Given request: Work out how many lines hold the string "الرؤية". Give that number and nothing more.

[Items listed in a dataset]
_ _ _

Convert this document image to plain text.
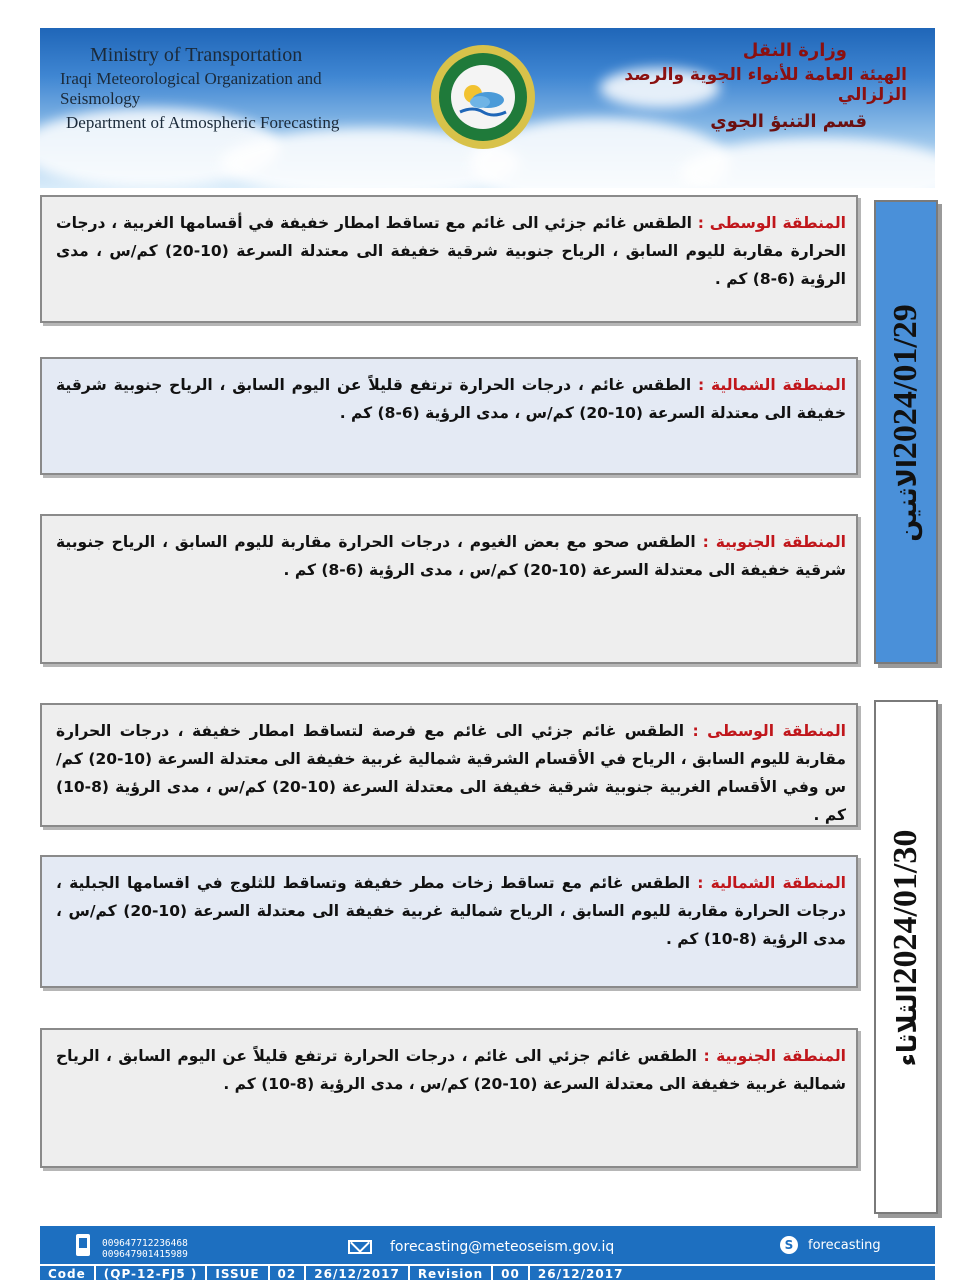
Ministry of Transportation
Iraqi Meteorological Organization and Seismology
Department of Atmospheric Forecasting
وزارة النقل
الهيئة العامة للأنواء الجوية والرصد الزلزالي
قسم التنبؤ الجوي
2024/01/29الاثنين
المنطقة الوسطى : الطقس غائم جزئي الى غائم مع تساقط امطار خفيفة في أقسامها الغربية ، درجات الحرارة مقاربة لليوم السابق ، الرياح جنوبية شرقية خفيفة الى معتدلة السرعة (10-20) كم/س ، مدى الرؤية (6-8) كم .
المنطقة الشمالية : الطقس غائم ، درجات الحرارة ترتفع قليلاً عن اليوم السابق ، الرياح جنوبية شرقية خفيفة الى معتدلة السرعة (10-20) كم/س ، مدى الرؤية (6-8) كم .
المنطقة الجنوبية : الطقس صحو مع بعض الغيوم ، درجات الحرارة مقاربة لليوم السابق ، الرياح جنوبية شرقية خفيفة الى معتدلة السرعة (10-20) كم/س ، مدى الرؤية (6-8) كم .
2024/01/30الثلاثاء
المنطقة الوسطى : الطقس غائم جزئي الى غائم مع فرصة لتساقط امطار خفيفة ، درجات الحرارة مقاربة لليوم السابق ، الرياح في الأقسام الشرقية شمالية غربية خفيفة الى معتدلة السرعة (10-20) كم/س وفي الأقسام الغربية جنوبية شرقية خفيفة الى معتدلة السرعة (10-20) كم/س ، مدى الرؤية (8-10) كم .
المنطقة الشمالية : الطقس غائم مع تساقط زخات مطر خفيفة وتساقط للثلوج في اقسامها الجبلية ، درجات الحرارة مقاربة لليوم السابق ، الرياح شمالية غربية خفيفة الى معتدلة السرعة (10-20) كم/س ، مدى الرؤية (8-10) كم .
المنطقة الجنوبية : الطقس غائم جزئي الى غائم ، درجات الحرارة ترتفع قليلاً عن اليوم السابق ، الرياح شمالية غربية خفيفة الى معتدلة السرعة (10-20) كم/س ، مدى الرؤية (8-10) كم .
009647712236468
009647901415989	forecasting@meteoseism.gov.iq	S	forecasting
Code	(QP-12-FJ5 )	ISSUE	02	26/12/2017	Revision	00	26/12/2017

_ _ _

Written answer: 6